### Dataset records
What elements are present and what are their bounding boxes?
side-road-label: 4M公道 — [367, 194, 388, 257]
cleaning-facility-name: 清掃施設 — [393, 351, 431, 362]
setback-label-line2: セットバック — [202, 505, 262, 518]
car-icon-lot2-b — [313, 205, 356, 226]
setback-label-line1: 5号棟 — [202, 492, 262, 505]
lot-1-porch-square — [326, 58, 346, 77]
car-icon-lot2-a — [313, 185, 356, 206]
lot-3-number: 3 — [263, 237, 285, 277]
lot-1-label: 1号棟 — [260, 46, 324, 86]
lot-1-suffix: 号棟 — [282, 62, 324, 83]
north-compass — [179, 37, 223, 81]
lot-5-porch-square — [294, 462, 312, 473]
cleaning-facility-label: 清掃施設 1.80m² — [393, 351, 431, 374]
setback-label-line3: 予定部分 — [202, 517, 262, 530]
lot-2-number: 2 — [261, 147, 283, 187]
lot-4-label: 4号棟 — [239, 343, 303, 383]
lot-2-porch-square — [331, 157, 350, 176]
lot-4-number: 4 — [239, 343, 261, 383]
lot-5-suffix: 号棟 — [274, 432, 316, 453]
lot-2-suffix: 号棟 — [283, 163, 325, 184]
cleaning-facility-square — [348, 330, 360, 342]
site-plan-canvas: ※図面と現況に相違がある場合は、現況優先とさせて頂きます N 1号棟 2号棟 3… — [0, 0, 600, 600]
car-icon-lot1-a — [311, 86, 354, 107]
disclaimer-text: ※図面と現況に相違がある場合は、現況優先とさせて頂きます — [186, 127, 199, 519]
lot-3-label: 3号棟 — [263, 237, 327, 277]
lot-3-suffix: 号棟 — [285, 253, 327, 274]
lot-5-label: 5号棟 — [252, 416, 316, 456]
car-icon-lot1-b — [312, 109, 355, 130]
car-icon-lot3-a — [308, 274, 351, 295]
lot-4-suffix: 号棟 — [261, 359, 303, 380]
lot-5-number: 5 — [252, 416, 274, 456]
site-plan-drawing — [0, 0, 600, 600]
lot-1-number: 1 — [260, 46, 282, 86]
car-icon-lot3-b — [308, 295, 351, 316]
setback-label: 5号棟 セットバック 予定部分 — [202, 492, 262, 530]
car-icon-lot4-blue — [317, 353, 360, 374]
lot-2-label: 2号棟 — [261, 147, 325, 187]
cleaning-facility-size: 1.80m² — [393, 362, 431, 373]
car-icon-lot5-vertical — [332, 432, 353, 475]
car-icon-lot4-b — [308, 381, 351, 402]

### Work to complete
Copy the records word for word, starting at the first line and ending with the line that contains "car-icon-lot2-b — [313, 205, 356, 226]".

### The output
What elements are present and what are their bounding boxes?
side-road-label: 4M公道 — [367, 194, 388, 257]
cleaning-facility-name: 清掃施設 — [393, 351, 431, 362]
setback-label-line2: セットバック — [202, 505, 262, 518]
car-icon-lot2-b — [313, 205, 356, 226]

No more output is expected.